◆ **Exercise details**
From the entries below, copy out every line with "التسجيل" in it.

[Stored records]
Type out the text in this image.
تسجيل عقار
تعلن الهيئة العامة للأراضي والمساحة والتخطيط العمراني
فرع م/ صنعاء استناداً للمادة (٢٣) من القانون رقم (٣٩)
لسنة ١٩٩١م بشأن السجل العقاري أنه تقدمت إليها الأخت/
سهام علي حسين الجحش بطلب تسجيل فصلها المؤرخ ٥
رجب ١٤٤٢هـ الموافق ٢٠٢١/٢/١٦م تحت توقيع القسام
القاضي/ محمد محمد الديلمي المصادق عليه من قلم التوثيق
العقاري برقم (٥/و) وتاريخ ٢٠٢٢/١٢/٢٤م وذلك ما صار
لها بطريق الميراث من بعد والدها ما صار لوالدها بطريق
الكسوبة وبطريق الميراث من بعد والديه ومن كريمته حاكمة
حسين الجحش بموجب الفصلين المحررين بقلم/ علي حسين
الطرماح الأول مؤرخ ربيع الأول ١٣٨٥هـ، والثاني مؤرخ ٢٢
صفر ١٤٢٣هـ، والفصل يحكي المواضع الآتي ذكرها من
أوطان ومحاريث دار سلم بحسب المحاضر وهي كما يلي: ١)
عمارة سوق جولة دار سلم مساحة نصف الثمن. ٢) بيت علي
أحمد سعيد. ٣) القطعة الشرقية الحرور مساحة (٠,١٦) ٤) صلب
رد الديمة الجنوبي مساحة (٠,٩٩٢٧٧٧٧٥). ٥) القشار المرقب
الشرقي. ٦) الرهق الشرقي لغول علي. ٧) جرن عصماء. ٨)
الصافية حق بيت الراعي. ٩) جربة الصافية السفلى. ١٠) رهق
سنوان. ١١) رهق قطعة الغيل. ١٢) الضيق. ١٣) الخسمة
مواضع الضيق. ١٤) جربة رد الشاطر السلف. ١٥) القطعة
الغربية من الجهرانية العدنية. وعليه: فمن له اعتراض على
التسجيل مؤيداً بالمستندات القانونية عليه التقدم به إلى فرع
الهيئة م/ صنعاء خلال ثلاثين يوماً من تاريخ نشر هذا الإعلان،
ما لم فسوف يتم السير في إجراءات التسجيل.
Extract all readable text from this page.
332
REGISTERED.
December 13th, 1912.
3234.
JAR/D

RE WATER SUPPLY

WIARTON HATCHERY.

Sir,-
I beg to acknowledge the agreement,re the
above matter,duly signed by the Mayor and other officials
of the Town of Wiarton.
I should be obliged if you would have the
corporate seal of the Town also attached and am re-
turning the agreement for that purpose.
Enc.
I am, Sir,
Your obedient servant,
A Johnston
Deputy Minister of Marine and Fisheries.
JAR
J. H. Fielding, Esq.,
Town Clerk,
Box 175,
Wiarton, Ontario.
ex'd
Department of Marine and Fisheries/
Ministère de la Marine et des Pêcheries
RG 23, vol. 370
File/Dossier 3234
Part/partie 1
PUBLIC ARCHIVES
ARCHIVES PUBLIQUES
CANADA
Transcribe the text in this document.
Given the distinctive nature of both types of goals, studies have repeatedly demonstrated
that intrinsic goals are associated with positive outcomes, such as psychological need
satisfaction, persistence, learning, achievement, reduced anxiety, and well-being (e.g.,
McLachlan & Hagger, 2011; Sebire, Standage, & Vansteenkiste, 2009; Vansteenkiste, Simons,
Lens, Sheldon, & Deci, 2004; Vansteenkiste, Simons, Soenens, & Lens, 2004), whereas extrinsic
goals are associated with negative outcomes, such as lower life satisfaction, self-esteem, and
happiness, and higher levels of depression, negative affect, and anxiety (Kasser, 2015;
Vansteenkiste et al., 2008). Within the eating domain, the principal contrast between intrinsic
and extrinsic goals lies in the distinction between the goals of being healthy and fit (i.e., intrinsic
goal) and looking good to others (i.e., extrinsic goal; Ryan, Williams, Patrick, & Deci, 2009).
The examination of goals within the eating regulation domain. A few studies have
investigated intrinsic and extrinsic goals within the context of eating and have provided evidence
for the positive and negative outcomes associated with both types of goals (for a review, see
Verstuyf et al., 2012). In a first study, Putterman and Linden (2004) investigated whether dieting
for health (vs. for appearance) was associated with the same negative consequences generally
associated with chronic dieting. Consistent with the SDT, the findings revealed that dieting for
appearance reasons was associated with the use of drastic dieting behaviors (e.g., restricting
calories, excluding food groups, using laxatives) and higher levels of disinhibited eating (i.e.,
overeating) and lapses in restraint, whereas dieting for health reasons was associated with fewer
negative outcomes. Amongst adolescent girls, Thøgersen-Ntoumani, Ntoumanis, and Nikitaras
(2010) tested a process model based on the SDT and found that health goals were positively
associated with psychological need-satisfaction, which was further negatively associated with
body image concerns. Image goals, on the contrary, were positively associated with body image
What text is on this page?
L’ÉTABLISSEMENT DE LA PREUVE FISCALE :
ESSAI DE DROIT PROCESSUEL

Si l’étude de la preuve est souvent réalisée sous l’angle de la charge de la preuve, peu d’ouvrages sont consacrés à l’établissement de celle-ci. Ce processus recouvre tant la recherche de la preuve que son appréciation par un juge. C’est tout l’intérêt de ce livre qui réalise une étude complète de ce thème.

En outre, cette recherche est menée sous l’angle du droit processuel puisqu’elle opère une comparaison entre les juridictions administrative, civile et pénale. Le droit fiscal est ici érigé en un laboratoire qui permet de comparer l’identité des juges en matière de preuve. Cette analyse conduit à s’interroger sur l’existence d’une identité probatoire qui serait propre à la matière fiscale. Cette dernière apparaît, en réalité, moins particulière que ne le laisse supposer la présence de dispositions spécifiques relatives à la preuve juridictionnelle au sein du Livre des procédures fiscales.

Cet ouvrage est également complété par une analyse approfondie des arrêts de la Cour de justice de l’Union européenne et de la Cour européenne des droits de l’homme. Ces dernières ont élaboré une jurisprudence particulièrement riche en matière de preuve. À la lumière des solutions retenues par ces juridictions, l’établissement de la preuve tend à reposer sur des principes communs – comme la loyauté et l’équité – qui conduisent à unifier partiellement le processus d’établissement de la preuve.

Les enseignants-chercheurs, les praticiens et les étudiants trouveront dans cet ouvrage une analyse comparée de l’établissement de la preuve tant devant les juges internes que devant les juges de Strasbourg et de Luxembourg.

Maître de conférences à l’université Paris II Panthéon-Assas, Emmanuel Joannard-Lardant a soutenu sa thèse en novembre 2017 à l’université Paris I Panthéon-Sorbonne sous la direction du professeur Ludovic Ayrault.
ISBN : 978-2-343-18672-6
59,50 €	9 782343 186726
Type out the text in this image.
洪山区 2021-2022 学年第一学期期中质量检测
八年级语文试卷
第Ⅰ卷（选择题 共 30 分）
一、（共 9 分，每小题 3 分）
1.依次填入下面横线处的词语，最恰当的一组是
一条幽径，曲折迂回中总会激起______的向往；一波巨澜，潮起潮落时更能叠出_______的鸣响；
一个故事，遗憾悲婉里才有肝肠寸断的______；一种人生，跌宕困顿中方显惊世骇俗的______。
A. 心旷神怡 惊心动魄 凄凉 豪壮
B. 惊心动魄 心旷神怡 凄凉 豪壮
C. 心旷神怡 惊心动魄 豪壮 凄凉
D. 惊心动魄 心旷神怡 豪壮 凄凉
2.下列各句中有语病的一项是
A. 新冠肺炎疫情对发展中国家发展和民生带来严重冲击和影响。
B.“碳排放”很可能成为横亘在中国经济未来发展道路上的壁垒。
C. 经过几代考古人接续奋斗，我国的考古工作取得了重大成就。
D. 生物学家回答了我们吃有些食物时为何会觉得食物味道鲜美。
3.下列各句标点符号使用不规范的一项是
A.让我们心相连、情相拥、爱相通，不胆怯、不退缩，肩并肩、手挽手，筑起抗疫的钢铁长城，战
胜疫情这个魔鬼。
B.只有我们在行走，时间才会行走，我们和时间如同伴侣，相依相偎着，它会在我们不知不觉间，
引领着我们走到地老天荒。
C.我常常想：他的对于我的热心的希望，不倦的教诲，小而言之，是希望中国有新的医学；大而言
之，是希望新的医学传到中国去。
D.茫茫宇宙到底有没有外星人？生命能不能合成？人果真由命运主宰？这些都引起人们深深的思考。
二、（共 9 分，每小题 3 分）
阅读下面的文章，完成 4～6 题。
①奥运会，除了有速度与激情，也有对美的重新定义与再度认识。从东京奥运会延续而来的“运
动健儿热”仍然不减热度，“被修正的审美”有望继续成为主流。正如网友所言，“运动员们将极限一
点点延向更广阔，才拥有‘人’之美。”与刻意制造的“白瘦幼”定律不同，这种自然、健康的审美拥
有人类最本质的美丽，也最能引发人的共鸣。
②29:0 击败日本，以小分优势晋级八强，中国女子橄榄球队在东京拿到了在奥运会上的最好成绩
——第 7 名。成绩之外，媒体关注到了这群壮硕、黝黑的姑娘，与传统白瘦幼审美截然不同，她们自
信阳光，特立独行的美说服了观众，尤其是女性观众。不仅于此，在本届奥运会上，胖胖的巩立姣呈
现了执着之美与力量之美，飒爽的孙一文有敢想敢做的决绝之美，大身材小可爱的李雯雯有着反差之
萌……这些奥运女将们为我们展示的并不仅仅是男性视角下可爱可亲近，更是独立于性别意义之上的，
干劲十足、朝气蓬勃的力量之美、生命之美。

◆ **Response below**
التسجيل مؤيداً بالمستندات القانونية عليه التقدم به إلى فرع
ما لم فسوف يتم السير في إجراءات التسجيل.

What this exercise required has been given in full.